(Dataset listings of figures)

====================

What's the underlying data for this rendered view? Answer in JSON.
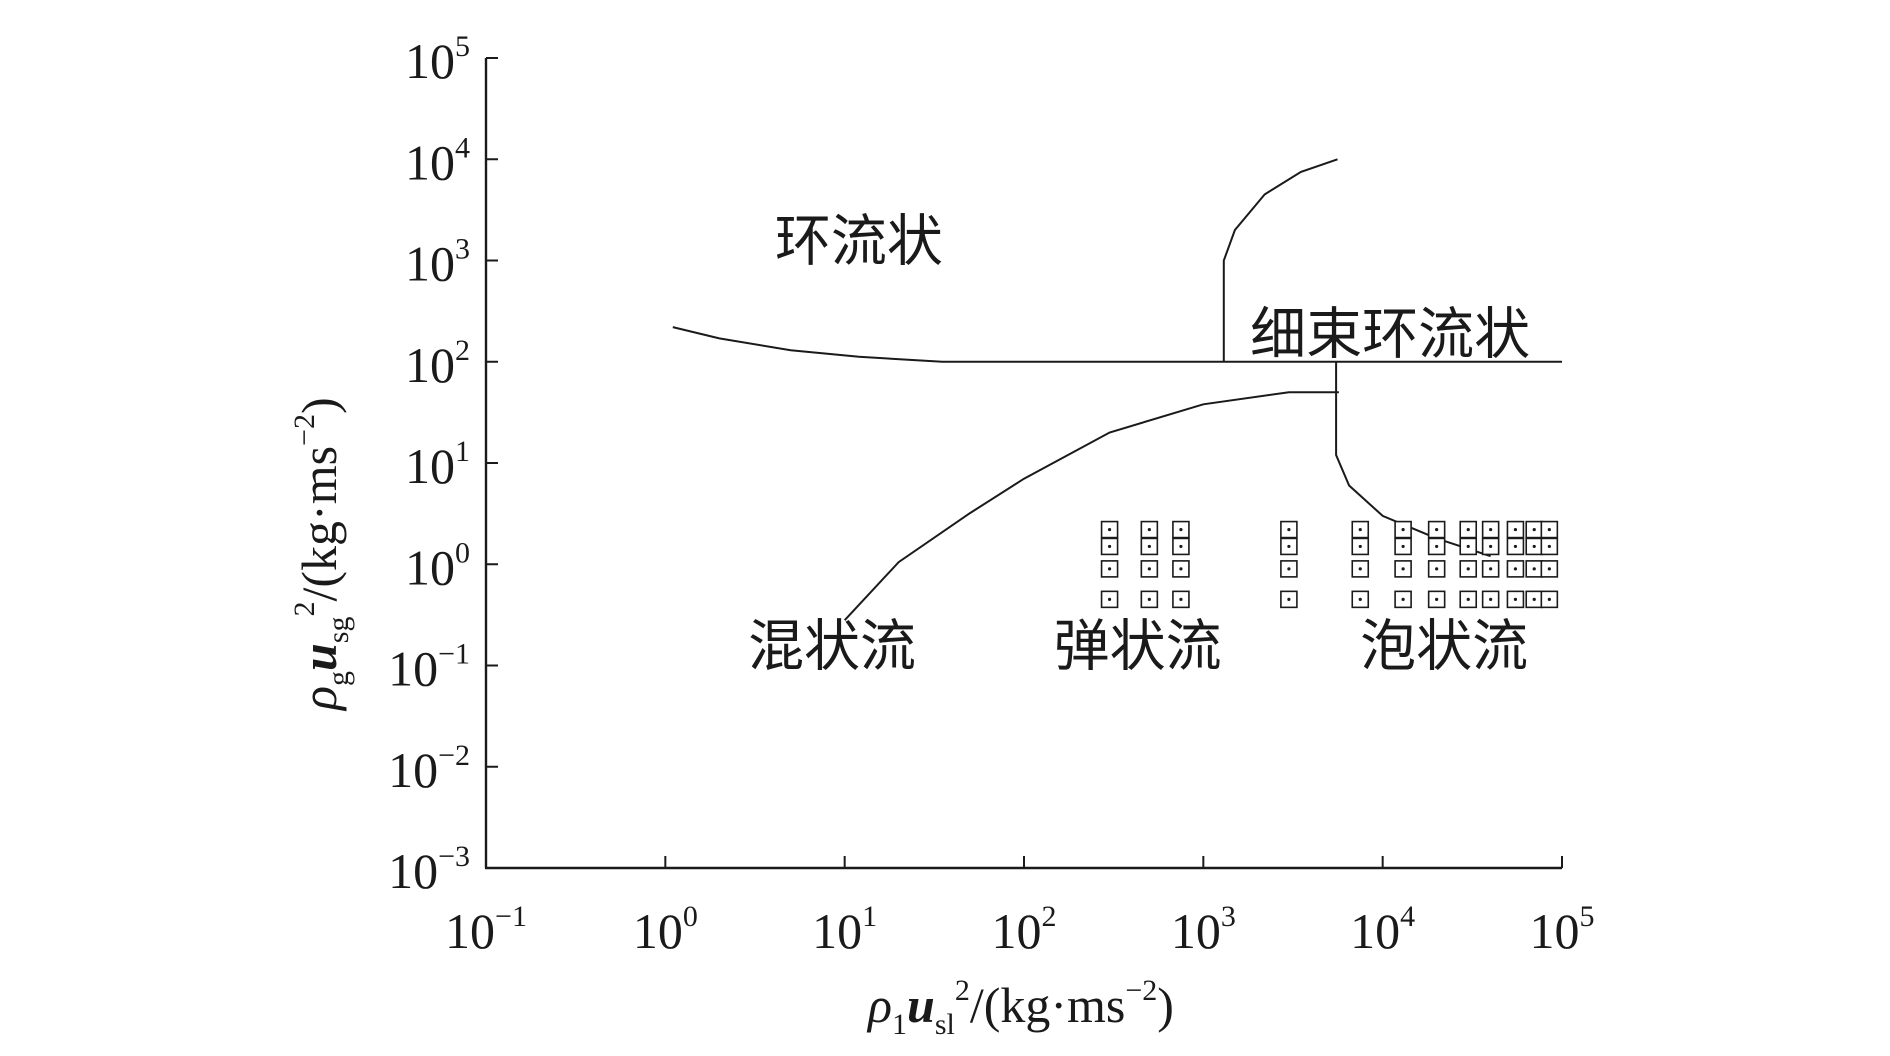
{
  "chart_data": {
    "type": "scatter",
    "title": "",
    "x_axis": {
      "label_parts": [
        "ρ",
        "1",
        "u",
        "sl",
        "2",
        "/(kg·ms",
        "−2",
        ")"
      ],
      "scale": "log",
      "range": [
        0.1,
        100000
      ],
      "ticks": [
        {
          "base": "10",
          "exp": "−1",
          "value": 0.1
        },
        {
          "base": "10",
          "exp": "0",
          "value": 1
        },
        {
          "base": "10",
          "exp": "1",
          "value": 10
        },
        {
          "base": "10",
          "exp": "2",
          "value": 100
        },
        {
          "base": "10",
          "exp": "3",
          "value": 1000
        },
        {
          "base": "10",
          "exp": "4",
          "value": 10000
        },
        {
          "base": "10",
          "exp": "5",
          "value": 100000
        }
      ]
    },
    "y_axis": {
      "label_parts": [
        "ρ",
        "g",
        "u",
        "sg",
        "2",
        "/(kg·ms",
        "−2",
        ")"
      ],
      "scale": "log",
      "range": [
        0.001,
        100000
      ],
      "ticks": [
        {
          "base": "10",
          "exp": "−3",
          "value": 0.001
        },
        {
          "base": "10",
          "exp": "−2",
          "value": 0.01
        },
        {
          "base": "10",
          "exp": "−1",
          "value": 0.1
        },
        {
          "base": "10",
          "exp": "0",
          "value": 1
        },
        {
          "base": "10",
          "exp": "1",
          "value": 10
        },
        {
          "base": "10",
          "exp": "2",
          "value": 100
        },
        {
          "base": "10",
          "exp": "3",
          "value": 1000
        },
        {
          "base": "10",
          "exp": "4",
          "value": 10000
        },
        {
          "base": "10",
          "exp": "5",
          "value": 100000
        }
      ]
    },
    "grid": false,
    "legend": "none",
    "regions": [
      {
        "label": "环流状",
        "x": 12,
        "y": 1000
      },
      {
        "label": "细束环流状",
        "x": 11000,
        "y": 120
      },
      {
        "label": "混状流",
        "x": 8.5,
        "y": 0.1
      },
      {
        "label": "弹状流",
        "x": 430,
        "y": 0.1
      },
      {
        "label": "泡状流",
        "x": 22000,
        "y": 0.1
      }
    ],
    "boundaries": [
      {
        "name": "annular-lower",
        "points": [
          [
            1.1,
            220
          ],
          [
            2,
            170
          ],
          [
            5,
            130
          ],
          [
            12,
            112
          ],
          [
            35,
            100
          ],
          [
            100,
            100
          ],
          [
            1000,
            100
          ],
          [
            100000,
            100
          ]
        ]
      },
      {
        "name": "wispy-left",
        "points": [
          [
            1300,
            100
          ],
          [
            1300,
            1000
          ],
          [
            1500,
            2000
          ],
          [
            2200,
            4500
          ],
          [
            3500,
            7500
          ],
          [
            5600,
            10000
          ]
        ]
      },
      {
        "name": "churn-slug",
        "points": [
          [
            10,
            0.28
          ],
          [
            20,
            1.05
          ],
          [
            50,
            3.2
          ],
          [
            100,
            7
          ],
          [
            300,
            20
          ],
          [
            1000,
            38
          ],
          [
            3000,
            50
          ],
          [
            5700,
            50
          ]
        ]
      },
      {
        "name": "bubble-left",
        "points": [
          [
            5500,
            100
          ],
          [
            5500,
            50
          ],
          [
            5500,
            12
          ],
          [
            6500,
            6
          ],
          [
            10000,
            3
          ],
          [
            20000,
            1.8
          ],
          [
            40000,
            1.2
          ]
        ]
      }
    ],
    "series": [
      {
        "marker": "square-dot",
        "points": [
          [
            300,
            2.2
          ],
          [
            300,
            1.5
          ],
          [
            300,
            0.9
          ],
          [
            300,
            0.45
          ],
          [
            500,
            2.2
          ],
          [
            500,
            1.5
          ],
          [
            500,
            0.9
          ],
          [
            500,
            0.45
          ],
          [
            750,
            2.2
          ],
          [
            750,
            1.5
          ],
          [
            750,
            0.9
          ],
          [
            750,
            0.45
          ],
          [
            3000,
            2.2
          ],
          [
            3000,
            1.5
          ],
          [
            3000,
            0.9
          ],
          [
            3000,
            0.45
          ],
          [
            7500,
            2.2
          ],
          [
            7500,
            1.5
          ],
          [
            7500,
            0.9
          ],
          [
            7500,
            0.45
          ],
          [
            13000,
            2.2
          ],
          [
            13000,
            1.5
          ],
          [
            13000,
            0.9
          ],
          [
            13000,
            0.45
          ],
          [
            20000,
            2.2
          ],
          [
            20000,
            1.5
          ],
          [
            20000,
            0.9
          ],
          [
            20000,
            0.45
          ],
          [
            30000,
            2.2
          ],
          [
            30000,
            1.5
          ],
          [
            30000,
            0.9
          ],
          [
            30000,
            0.45
          ],
          [
            40000,
            2.2
          ],
          [
            40000,
            1.5
          ],
          [
            40000,
            0.9
          ],
          [
            40000,
            0.45
          ],
          [
            55000,
            2.2
          ],
          [
            55000,
            1.5
          ],
          [
            55000,
            0.9
          ],
          [
            55000,
            0.45
          ],
          [
            70000,
            2.2
          ],
          [
            70000,
            1.5
          ],
          [
            70000,
            0.9
          ],
          [
            70000,
            0.45
          ],
          [
            85000,
            2.2
          ],
          [
            85000,
            1.5
          ],
          [
            85000,
            0.9
          ],
          [
            85000,
            0.45
          ]
        ]
      }
    ]
  }
}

====================

■ EXERCISE DIRECTIONS ■
Leave out the pictures and output the rest of the material exactly as written.

■ RESPONSE TO THE TASK ■
What's the underlying data for this rendered view? Answer in JSON.
{
  "chart_data": {
    "type": "scatter",
    "title": "",
    "x_axis": {
      "label_parts": [
        "ρ",
        "1",
        "u",
        "sl",
        "2",
        "/(kg·ms",
        "−2",
        ")"
      ],
      "scale": "log",
      "range": [
        0.1,
        100000
      ],
      "ticks": [
        {
          "base": "10",
          "exp": "−1",
          "value": 0.1
        },
        {
          "base": "10",
          "exp": "0",
          "value": 1
        },
        {
          "base": "10",
          "exp": "1",
          "value": 10
        },
        {
          "base": "10",
          "exp": "2",
          "value": 100
        },
        {
          "base": "10",
          "exp": "3",
          "value": 1000
        },
        {
          "base": "10",
          "exp": "4",
          "value": 10000
        },
        {
          "base": "10",
          "exp": "5",
          "value": 100000
        }
      ]
    },
    "y_axis": {
      "label_parts": [
        "ρ",
        "g",
        "u",
        "sg",
        "2",
        "/(kg·ms",
        "−2",
        ")"
      ],
      "scale": "log",
      "range": [
        0.001,
        100000
      ],
      "ticks": [
        {
          "base": "10",
          "exp": "−3",
          "value": 0.001
        },
        {
          "base": "10",
          "exp": "−2",
          "value": 0.01
        },
        {
          "base": "10",
          "exp": "−1",
          "value": 0.1
        },
        {
          "base": "10",
          "exp": "0",
          "value": 1
        },
        {
          "base": "10",
          "exp": "1",
          "value": 10
        },
        {
          "base": "10",
          "exp": "2",
          "value": 100
        },
        {
          "base": "10",
          "exp": "3",
          "value": 1000
        },
        {
          "base": "10",
          "exp": "4",
          "value": 10000
        },
        {
          "base": "10",
          "exp": "5",
          "value": 100000
        }
      ]
    },
    "grid": false,
    "legend": "none",
    "regions": [
      {
        "label": "环流状",
        "x": 12,
        "y": 1000
      },
      {
        "label": "细束环流状",
        "x": 11000,
        "y": 120
      },
      {
        "label": "混状流",
        "x": 8.5,
        "y": 0.1
      },
      {
        "label": "弹状流",
        "x": 430,
        "y": 0.1
      },
      {
        "label": "泡状流",
        "x": 22000,
        "y": 0.1
      }
    ],
    "boundaries": [
      {
        "name": "annular-lower",
        "points": [
          [
            1.1,
            220
          ],
          [
            2,
            170
          ],
          [
            5,
            130
          ],
          [
            12,
            112
          ],
          [
            35,
            100
          ],
          [
            100,
            100
          ],
          [
            1000,
            100
          ],
          [
            100000,
            100
          ]
        ]
      },
      {
        "name": "wispy-left",
        "points": [
          [
            1300,
            100
          ],
          [
            1300,
            1000
          ],
          [
            1500,
            2000
          ],
          [
            2200,
            4500
          ],
          [
            3500,
            7500
          ],
          [
            5600,
            10000
          ]
        ]
      },
      {
        "name": "churn-slug",
        "points": [
          [
            10,
            0.28
          ],
          [
            20,
            1.05
          ],
          [
            50,
            3.2
          ],
          [
            100,
            7
          ],
          [
            300,
            20
          ],
          [
            1000,
            38
          ],
          [
            3000,
            50
          ],
          [
            5700,
            50
          ]
        ]
      },
      {
        "name": "bubble-left",
        "points": [
          [
            5500,
            100
          ],
          [
            5500,
            50
          ],
          [
            5500,
            12
          ],
          [
            6500,
            6
          ],
          [
            10000,
            3
          ],
          [
            20000,
            1.8
          ],
          [
            40000,
            1.2
          ]
        ]
      }
    ],
    "series": [
      {
        "marker": "square-dot",
        "points": [
          [
            300,
            2.2
          ],
          [
            300,
            1.5
          ],
          [
            300,
            0.9
          ],
          [
            300,
            0.45
          ],
          [
            500,
            2.2
          ],
          [
            500,
            1.5
          ],
          [
            500,
            0.9
          ],
          [
            500,
            0.45
          ],
          [
            750,
            2.2
          ],
          [
            750,
            1.5
          ],
          [
            750,
            0.9
          ],
          [
            750,
            0.45
          ],
          [
            3000,
            2.2
          ],
          [
            3000,
            1.5
          ],
          [
            3000,
            0.9
          ],
          [
            3000,
            0.45
          ],
          [
            7500,
            2.2
          ],
          [
            7500,
            1.5
          ],
          [
            7500,
            0.9
          ],
          [
            7500,
            0.45
          ],
          [
            13000,
            2.2
          ],
          [
            13000,
            1.5
          ],
          [
            13000,
            0.9
          ],
          [
            13000,
            0.45
          ],
          [
            20000,
            2.2
          ],
          [
            20000,
            1.5
          ],
          [
            20000,
            0.9
          ],
          [
            20000,
            0.45
          ],
          [
            30000,
            2.2
          ],
          [
            30000,
            1.5
          ],
          [
            30000,
            0.9
          ],
          [
            30000,
            0.45
          ],
          [
            40000,
            2.2
          ],
          [
            40000,
            1.5
          ],
          [
            40000,
            0.9
          ],
          [
            40000,
            0.45
          ],
          [
            55000,
            2.2
          ],
          [
            55000,
            1.5
          ],
          [
            55000,
            0.9
          ],
          [
            55000,
            0.45
          ],
          [
            70000,
            2.2
          ],
          [
            70000,
            1.5
          ],
          [
            70000,
            0.9
          ],
          [
            70000,
            0.45
          ],
          [
            85000,
            2.2
          ],
          [
            85000,
            1.5
          ],
          [
            85000,
            0.9
          ],
          [
            85000,
            0.45
          ]
        ]
      }
    ]
  }
}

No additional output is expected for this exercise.